[DIRECTIONS]:
Reproduce the records exactly.

(Data entries)
####
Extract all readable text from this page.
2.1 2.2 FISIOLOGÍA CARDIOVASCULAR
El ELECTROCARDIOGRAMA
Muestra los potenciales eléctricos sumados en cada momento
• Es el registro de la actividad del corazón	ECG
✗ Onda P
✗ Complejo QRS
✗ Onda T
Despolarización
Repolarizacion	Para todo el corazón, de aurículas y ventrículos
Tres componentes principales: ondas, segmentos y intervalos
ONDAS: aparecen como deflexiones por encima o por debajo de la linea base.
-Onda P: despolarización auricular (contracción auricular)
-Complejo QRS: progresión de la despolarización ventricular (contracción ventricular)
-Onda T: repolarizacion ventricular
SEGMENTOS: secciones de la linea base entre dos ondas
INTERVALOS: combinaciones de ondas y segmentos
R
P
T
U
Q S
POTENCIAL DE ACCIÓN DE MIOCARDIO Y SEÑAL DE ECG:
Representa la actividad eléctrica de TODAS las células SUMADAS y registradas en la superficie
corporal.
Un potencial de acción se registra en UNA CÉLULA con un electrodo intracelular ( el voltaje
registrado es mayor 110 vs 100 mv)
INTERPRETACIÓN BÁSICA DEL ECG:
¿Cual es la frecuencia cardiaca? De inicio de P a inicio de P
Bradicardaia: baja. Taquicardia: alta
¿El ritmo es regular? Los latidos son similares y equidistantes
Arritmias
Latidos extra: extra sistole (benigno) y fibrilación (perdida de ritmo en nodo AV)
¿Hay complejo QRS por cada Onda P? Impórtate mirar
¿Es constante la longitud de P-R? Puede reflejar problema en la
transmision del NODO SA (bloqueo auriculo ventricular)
####
[SOLVED PROBLEM]:
Extract all readable text from this page.
2.1 2.2 FISIOLOGÍA CARDIOVASCULAR
El ELECTROCARDIOGRAMA
Muestra los potenciales eléctricos sumados en cada momento
• Es el registro de la actividad del corazón	ECG
✗ Onda P
✗ Complejo QRS
✗ Onda T
Despolarización
Repolarizacion	Para todo el corazón, de aurículas y ventrículos
Tres componentes principales: ondas, segmentos y intervalos
ONDAS: aparecen como deflexiones por encima o por debajo de la linea base.
-Onda P: despolarización auricular (contracción auricular)
-Complejo QRS: progresión de la despolarización ventricular (contracción ventricular)
-Onda T: repolarizacion ventricular
SEGMENTOS: secciones de la linea base entre dos ondas
INTERVALOS: combinaciones de ondas y segmentos
R
P
T
U
Q S
POTENCIAL DE ACCIÓN DE MIOCARDIO Y SEÑAL DE ECG:
Representa la actividad eléctrica de TODAS las células SUMADAS y registradas en la superficie
corporal.
Un potencial de acción se registra en UNA CÉLULA con un electrodo intracelular ( el voltaje
registrado es mayor 110 vs 100 mv)
INTERPRETACIÓN BÁSICA DEL ECG:
¿Cual es la frecuencia cardiaca? De inicio de P a inicio de P
Bradicardaia: baja. Taquicardia: alta
¿El ritmo es regular? Los latidos son similares y equidistantes
Arritmias
Latidos extra: extra sistole (benigno) y fibrilación (perdida de ritmo en nodo AV)
¿Hay complejo QRS por cada Onda P? Impórtate mirar
¿Es constante la longitud de P-R? Puede reflejar problema en la
transmision del NODO SA (bloqueo auriculo ventricular)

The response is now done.